WRITTEN REQUEST:
For the data that follows, report how many lines contain the word "Network", and nothing else.

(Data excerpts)
· · · · ·

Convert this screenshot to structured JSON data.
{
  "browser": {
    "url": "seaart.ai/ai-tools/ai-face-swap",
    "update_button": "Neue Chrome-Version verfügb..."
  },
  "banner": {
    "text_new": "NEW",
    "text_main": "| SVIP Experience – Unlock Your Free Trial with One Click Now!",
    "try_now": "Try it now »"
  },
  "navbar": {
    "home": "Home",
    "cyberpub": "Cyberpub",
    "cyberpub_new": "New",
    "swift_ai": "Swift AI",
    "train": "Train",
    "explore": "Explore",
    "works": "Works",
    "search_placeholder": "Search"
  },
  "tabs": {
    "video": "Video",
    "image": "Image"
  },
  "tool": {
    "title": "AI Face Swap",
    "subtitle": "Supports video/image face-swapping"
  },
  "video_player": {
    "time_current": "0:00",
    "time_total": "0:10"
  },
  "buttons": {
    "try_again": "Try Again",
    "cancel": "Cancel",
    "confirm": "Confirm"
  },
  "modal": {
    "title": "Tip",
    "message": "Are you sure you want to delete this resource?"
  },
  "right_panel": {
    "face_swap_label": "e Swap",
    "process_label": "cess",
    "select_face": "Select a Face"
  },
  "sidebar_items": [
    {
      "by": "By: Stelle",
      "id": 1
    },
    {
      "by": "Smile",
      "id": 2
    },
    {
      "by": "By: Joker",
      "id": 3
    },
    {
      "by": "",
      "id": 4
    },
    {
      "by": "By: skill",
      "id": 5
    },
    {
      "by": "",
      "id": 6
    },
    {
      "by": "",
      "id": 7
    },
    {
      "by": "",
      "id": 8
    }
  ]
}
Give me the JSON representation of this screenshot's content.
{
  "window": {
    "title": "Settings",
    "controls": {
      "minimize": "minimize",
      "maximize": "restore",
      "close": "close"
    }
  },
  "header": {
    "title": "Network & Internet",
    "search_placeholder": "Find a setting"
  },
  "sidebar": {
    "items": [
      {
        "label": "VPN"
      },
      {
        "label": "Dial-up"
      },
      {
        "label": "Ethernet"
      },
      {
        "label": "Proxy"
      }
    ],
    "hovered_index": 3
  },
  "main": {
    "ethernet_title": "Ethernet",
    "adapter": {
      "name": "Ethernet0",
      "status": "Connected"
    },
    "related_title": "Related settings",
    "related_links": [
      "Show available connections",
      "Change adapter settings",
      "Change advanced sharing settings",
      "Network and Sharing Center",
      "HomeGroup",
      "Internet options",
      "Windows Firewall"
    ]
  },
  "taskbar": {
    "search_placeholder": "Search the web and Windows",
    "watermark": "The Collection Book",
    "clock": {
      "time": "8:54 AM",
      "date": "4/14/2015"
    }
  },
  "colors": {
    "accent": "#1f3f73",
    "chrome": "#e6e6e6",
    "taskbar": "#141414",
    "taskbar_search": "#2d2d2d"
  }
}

· · · · ·

EXERCISE OUTPUT:
2